GIVEN REQUEST>
Set out each line from the following listing that includes the word "this".

## START

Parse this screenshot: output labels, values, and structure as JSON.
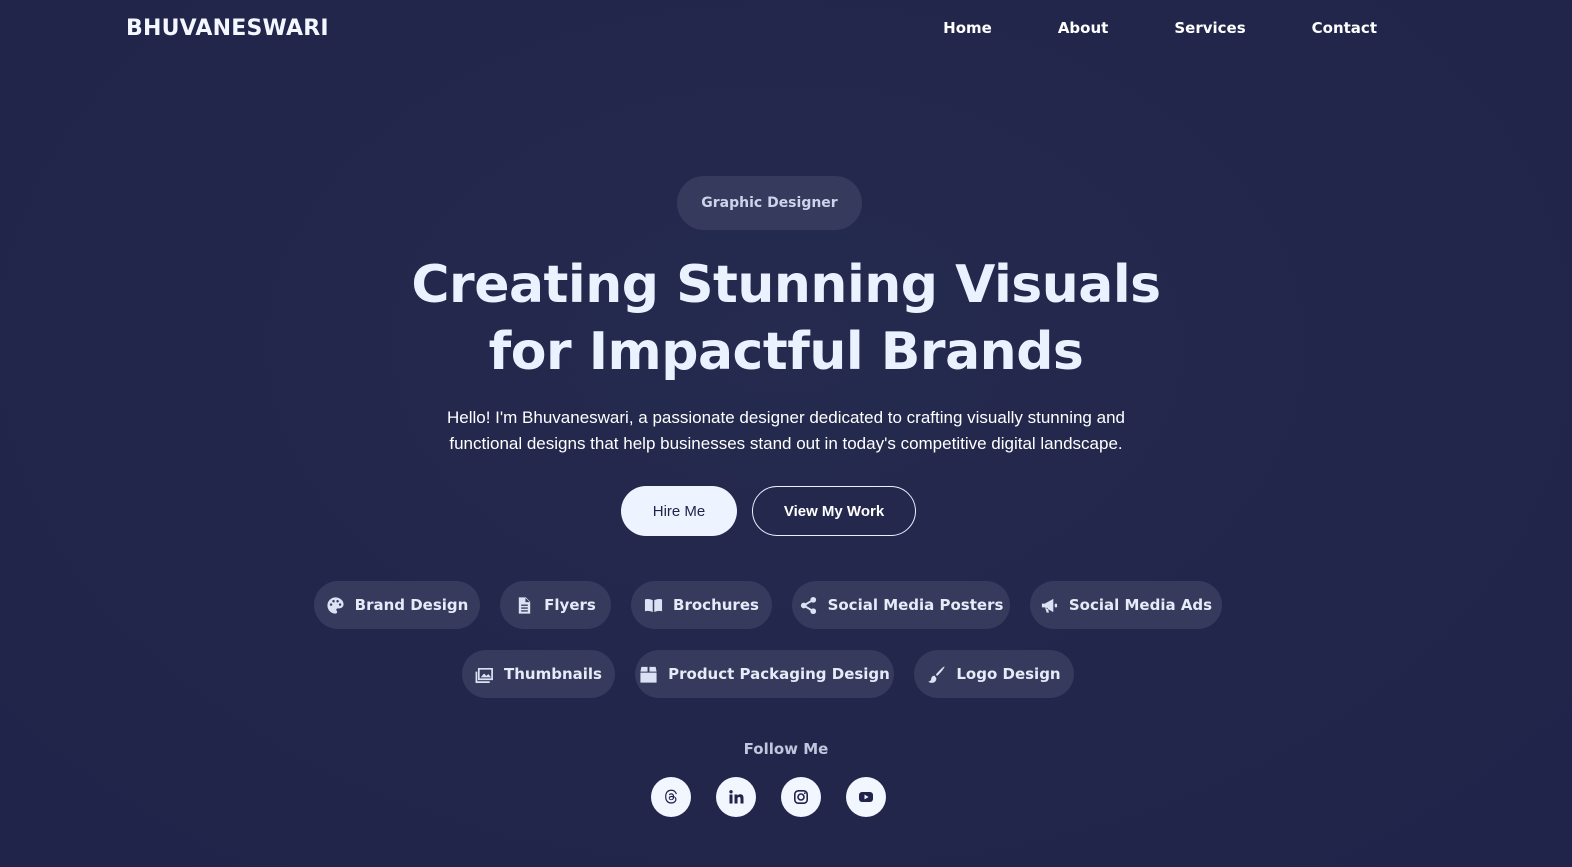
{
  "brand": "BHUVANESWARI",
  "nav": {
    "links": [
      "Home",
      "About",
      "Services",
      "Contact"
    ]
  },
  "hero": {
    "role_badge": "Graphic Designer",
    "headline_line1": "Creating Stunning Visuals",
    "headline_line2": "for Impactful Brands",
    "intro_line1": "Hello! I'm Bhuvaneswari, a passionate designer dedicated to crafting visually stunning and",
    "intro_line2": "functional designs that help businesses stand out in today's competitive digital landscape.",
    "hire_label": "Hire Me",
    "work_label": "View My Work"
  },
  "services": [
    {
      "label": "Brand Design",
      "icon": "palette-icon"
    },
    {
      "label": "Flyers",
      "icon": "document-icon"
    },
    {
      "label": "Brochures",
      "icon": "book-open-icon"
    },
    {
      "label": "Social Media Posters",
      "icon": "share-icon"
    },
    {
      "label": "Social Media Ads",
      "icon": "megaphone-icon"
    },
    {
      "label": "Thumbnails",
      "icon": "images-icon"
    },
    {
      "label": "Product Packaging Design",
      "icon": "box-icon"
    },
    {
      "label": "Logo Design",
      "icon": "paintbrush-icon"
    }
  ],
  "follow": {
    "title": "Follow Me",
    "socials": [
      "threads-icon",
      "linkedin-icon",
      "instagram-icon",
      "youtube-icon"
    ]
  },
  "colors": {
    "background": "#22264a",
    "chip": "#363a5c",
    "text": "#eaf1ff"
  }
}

## END
## START

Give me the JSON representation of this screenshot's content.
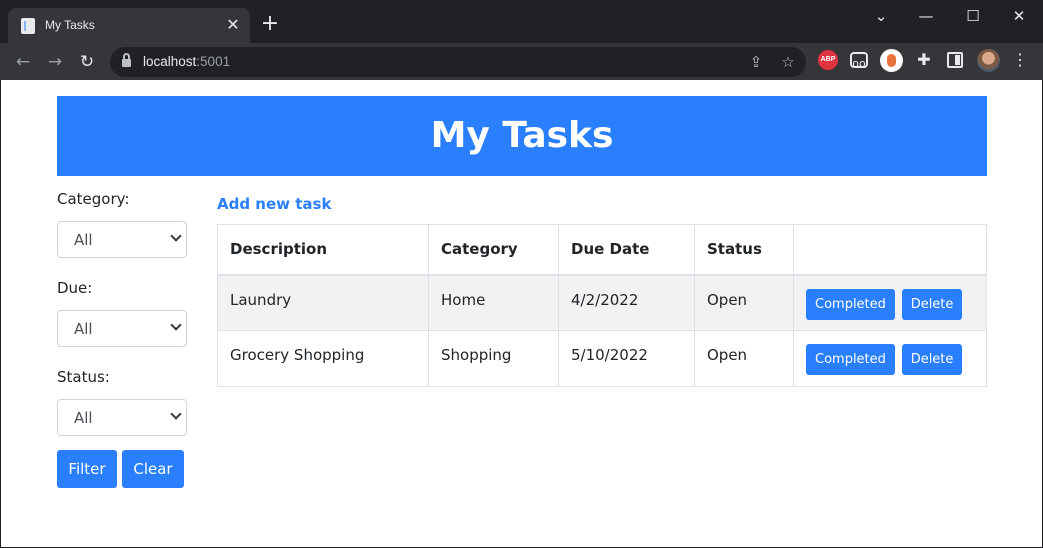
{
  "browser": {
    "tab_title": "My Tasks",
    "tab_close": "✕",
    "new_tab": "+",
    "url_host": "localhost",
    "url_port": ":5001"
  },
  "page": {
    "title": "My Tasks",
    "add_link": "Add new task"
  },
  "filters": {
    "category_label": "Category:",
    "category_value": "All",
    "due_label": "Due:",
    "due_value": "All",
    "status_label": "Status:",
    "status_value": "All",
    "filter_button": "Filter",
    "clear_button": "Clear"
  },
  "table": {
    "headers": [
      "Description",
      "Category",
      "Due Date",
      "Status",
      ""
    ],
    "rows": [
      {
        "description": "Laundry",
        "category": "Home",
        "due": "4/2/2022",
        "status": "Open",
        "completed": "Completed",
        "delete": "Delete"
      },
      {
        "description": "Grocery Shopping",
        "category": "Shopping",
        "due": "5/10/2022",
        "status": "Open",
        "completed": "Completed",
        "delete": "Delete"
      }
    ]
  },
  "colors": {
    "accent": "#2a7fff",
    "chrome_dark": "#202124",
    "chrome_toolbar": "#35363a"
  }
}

## END
## START

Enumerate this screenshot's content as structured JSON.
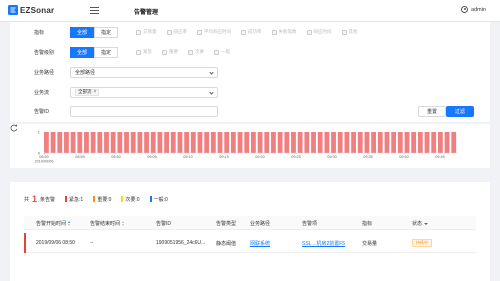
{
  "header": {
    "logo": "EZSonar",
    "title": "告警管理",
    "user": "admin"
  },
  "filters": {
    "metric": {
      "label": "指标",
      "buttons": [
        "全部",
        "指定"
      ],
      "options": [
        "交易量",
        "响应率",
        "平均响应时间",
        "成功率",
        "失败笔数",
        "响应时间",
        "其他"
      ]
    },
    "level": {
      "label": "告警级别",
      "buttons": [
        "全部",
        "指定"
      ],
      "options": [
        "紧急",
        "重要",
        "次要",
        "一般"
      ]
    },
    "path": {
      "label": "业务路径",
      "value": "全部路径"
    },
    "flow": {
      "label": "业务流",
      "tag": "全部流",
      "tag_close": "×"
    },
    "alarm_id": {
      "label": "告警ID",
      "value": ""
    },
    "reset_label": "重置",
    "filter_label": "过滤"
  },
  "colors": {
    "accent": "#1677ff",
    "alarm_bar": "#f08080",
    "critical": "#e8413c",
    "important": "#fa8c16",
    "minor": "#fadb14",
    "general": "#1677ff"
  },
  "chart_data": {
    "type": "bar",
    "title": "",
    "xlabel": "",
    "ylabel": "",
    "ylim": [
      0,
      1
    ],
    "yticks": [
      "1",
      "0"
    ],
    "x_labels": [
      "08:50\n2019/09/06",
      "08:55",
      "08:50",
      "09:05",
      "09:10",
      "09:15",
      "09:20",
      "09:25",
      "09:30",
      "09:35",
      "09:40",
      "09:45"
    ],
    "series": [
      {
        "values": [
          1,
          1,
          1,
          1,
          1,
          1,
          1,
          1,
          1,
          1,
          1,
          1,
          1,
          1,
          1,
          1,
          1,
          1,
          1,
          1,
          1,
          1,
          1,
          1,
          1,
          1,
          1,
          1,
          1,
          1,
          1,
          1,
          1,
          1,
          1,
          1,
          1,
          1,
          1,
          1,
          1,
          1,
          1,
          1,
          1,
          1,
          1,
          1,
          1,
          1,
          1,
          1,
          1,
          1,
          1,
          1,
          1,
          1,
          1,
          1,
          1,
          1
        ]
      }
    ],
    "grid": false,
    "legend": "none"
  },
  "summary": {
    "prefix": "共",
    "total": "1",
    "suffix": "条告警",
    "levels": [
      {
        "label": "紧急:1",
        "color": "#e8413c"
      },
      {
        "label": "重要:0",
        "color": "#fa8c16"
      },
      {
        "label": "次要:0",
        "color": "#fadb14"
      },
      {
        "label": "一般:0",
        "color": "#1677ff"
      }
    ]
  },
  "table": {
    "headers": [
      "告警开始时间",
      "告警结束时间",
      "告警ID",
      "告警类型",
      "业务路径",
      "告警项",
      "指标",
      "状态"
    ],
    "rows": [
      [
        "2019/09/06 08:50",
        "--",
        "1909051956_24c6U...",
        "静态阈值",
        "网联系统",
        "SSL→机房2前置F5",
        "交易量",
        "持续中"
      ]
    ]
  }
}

## END

TASK SOLUTION>
Parse this screenshot: output labels, values, and structure as JSON.
Give me the JSON representation of this screenshot's content.
Enumerate this screenshot's content as structured JSON.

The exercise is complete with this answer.